» **Stated goal**:
Below are some records: retype them all exactly, but not the pictures.

^^^^^^^^^^^^^^^^

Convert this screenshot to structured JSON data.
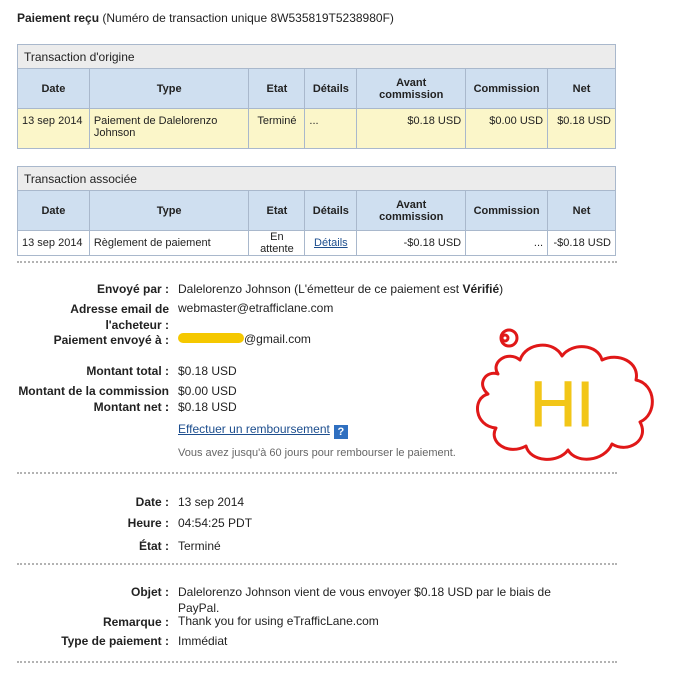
{
  "header": {
    "title": "Paiement reçu",
    "subtitle": "(Numéro de transaction unique 8W535819T5238980F)"
  },
  "columns": {
    "date": "Date",
    "type": "Type",
    "etat": "Etat",
    "details": "Détails",
    "avant_line1": "Avant",
    "avant_line2": "commission",
    "commission": "Commission",
    "net": "Net"
  },
  "origin": {
    "caption": "Transaction d'origine",
    "row": {
      "date": "13 sep 2014",
      "type": "Paiement de Dalelorenzo Johnson",
      "etat": "Terminé",
      "details": "...",
      "avant": "$0.18 USD",
      "commission": "$0.00 USD",
      "net": "$0.18 USD"
    }
  },
  "associated": {
    "caption": "Transaction associée",
    "row": {
      "date": "13 sep 2014",
      "type": "Règlement de paiement",
      "etat": "En attente",
      "details": "Détails",
      "avant": "-$0.18 USD",
      "commission": "...",
      "net": "-$0.18 USD"
    }
  },
  "info": {
    "sent_by_label": "Envoyé par :",
    "sent_by_value": "Dalelorenzo Johnson (L'émetteur de ce paiement est ",
    "sent_by_status": "Vérifié",
    "sent_by_close": ")",
    "buyer_email_label": "Adresse email de l'acheteur :",
    "buyer_email_value": "webmaster@etrafficlane.com",
    "sent_to_label": "Paiement envoyé à :",
    "sent_to_value": "@gmail.com",
    "total_label": "Montant total :",
    "total_value": "$0.18 USD",
    "fee_label": "Montant de la commission :",
    "fee_value": "$0.00 USD",
    "net_label": "Montant net :",
    "net_value": "$0.18 USD",
    "refund_link": "Effectuer un remboursement",
    "help_icon": "?",
    "refund_note": "Vous avez jusqu'à 60 jours pour rembourser le paiement."
  },
  "dates": {
    "date_label": "Date :",
    "date_value": "13 sep 2014",
    "time_label": "Heure :",
    "time_value": "04:54:25 PDT",
    "state_label": "État :",
    "state_value": "Terminé"
  },
  "message": {
    "subject_label": "Objet :",
    "subject_value": "Dalelorenzo Johnson vient de vous envoyer $0.18 USD par le biais de PayPal.",
    "note_label": "Remarque :",
    "note_value": "Thank you for using eTrafficLane.com",
    "ptype_label": "Type de paiement :",
    "ptype_value": "Immédiat"
  },
  "annotation": {
    "text": "HI",
    "ink_color": "#e01818",
    "text_color": "#f2c618",
    "highlight_color": "#f5c800"
  }
}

^^^^^^^^^^^^^^^^

» **Worked answer**:
Convert this screenshot to structured JSON data.
{
  "header": {
    "title": "Paiement reçu",
    "subtitle": "(Numéro de transaction unique 8W535819T5238980F)"
  },
  "columns": {
    "date": "Date",
    "type": "Type",
    "etat": "Etat",
    "details": "Détails",
    "avant_line1": "Avant",
    "avant_line2": "commission",
    "commission": "Commission",
    "net": "Net"
  },
  "origin": {
    "caption": "Transaction d'origine",
    "row": {
      "date": "13 sep 2014",
      "type": "Paiement de Dalelorenzo Johnson",
      "etat": "Terminé",
      "details": "...",
      "avant": "$0.18 USD",
      "commission": "$0.00 USD",
      "net": "$0.18 USD"
    }
  },
  "associated": {
    "caption": "Transaction associée",
    "row": {
      "date": "13 sep 2014",
      "type": "Règlement de paiement",
      "etat": "En attente",
      "details": "Détails",
      "avant": "-$0.18 USD",
      "commission": "...",
      "net": "-$0.18 USD"
    }
  },
  "info": {
    "sent_by_label": "Envoyé par :",
    "sent_by_value": "Dalelorenzo Johnson (L'émetteur de ce paiement est ",
    "sent_by_status": "Vérifié",
    "sent_by_close": ")",
    "buyer_email_label": "Adresse email de l'acheteur :",
    "buyer_email_value": "webmaster@etrafficlane.com",
    "sent_to_label": "Paiement envoyé à :",
    "sent_to_value": "@gmail.com",
    "total_label": "Montant total :",
    "total_value": "$0.18 USD",
    "fee_label": "Montant de la commission :",
    "fee_value": "$0.00 USD",
    "net_label": "Montant net :",
    "net_value": "$0.18 USD",
    "refund_link": "Effectuer un remboursement",
    "help_icon": "?",
    "refund_note": "Vous avez jusqu'à 60 jours pour rembourser le paiement."
  },
  "dates": {
    "date_label": "Date :",
    "date_value": "13 sep 2014",
    "time_label": "Heure :",
    "time_value": "04:54:25 PDT",
    "state_label": "État :",
    "state_value": "Terminé"
  },
  "message": {
    "subject_label": "Objet :",
    "subject_value": "Dalelorenzo Johnson vient de vous envoyer $0.18 USD par le biais de PayPal.",
    "note_label": "Remarque :",
    "note_value": "Thank you for using eTrafficLane.com",
    "ptype_label": "Type de paiement :",
    "ptype_value": "Immédiat"
  },
  "annotation": {
    "text": "HI",
    "ink_color": "#e01818",
    "text_color": "#f2c618",
    "highlight_color": "#f5c800"
  }
}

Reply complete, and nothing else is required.